◆ Required task: What follows is a listing; give it again exactly, in its entirety.

◆ Records shown:
_____
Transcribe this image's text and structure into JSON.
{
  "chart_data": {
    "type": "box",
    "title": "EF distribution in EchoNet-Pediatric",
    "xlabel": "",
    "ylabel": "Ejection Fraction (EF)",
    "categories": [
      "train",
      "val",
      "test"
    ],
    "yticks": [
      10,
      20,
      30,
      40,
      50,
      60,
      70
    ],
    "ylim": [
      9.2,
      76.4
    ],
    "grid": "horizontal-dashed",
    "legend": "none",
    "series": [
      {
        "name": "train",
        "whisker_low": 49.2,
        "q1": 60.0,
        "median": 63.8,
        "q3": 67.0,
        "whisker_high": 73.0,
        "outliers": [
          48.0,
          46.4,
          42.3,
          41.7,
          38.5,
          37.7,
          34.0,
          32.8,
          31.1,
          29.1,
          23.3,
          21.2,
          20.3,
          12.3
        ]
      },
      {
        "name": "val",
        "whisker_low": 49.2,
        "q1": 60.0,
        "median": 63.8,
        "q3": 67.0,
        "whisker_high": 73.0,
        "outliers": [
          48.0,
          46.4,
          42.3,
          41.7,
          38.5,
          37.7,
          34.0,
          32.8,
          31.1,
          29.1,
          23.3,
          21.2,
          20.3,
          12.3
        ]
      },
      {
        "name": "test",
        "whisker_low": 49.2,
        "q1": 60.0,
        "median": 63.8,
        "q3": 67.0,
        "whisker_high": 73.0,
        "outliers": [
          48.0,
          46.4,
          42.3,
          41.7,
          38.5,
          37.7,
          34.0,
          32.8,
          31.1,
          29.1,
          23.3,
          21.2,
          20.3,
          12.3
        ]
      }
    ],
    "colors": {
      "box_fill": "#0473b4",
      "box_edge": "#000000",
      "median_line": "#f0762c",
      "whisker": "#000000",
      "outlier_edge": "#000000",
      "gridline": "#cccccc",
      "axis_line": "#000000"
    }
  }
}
_____
◆ Answer to this exercise:
Transcribe this image's text and structure into JSON.
{
  "chart_data": {
    "type": "box",
    "title": "EF distribution in EchoNet-Pediatric",
    "xlabel": "",
    "ylabel": "Ejection Fraction (EF)",
    "categories": [
      "train",
      "val",
      "test"
    ],
    "yticks": [
      10,
      20,
      30,
      40,
      50,
      60,
      70
    ],
    "ylim": [
      9.2,
      76.4
    ],
    "grid": "horizontal-dashed",
    "legend": "none",
    "series": [
      {
        "name": "train",
        "whisker_low": 49.2,
        "q1": 60.0,
        "median": 63.8,
        "q3": 67.0,
        "whisker_high": 73.0,
        "outliers": [
          48.0,
          46.4,
          42.3,
          41.7,
          38.5,
          37.7,
          34.0,
          32.8,
          31.1,
          29.1,
          23.3,
          21.2,
          20.3,
          12.3
        ]
      },
      {
        "name": "val",
        "whisker_low": 49.2,
        "q1": 60.0,
        "median": 63.8,
        "q3": 67.0,
        "whisker_high": 73.0,
        "outliers": [
          48.0,
          46.4,
          42.3,
          41.7,
          38.5,
          37.7,
          34.0,
          32.8,
          31.1,
          29.1,
          23.3,
          21.2,
          20.3,
          12.3
        ]
      },
      {
        "name": "test",
        "whisker_low": 49.2,
        "q1": 60.0,
        "median": 63.8,
        "q3": 67.0,
        "whisker_high": 73.0,
        "outliers": [
          48.0,
          46.4,
          42.3,
          41.7,
          38.5,
          37.7,
          34.0,
          32.8,
          31.1,
          29.1,
          23.3,
          21.2,
          20.3,
          12.3
        ]
      }
    ],
    "colors": {
      "box_fill": "#0473b4",
      "box_edge": "#000000",
      "median_line": "#f0762c",
      "whisker": "#000000",
      "outlier_edge": "#000000",
      "gridline": "#cccccc",
      "axis_line": "#000000"
    }
  }
}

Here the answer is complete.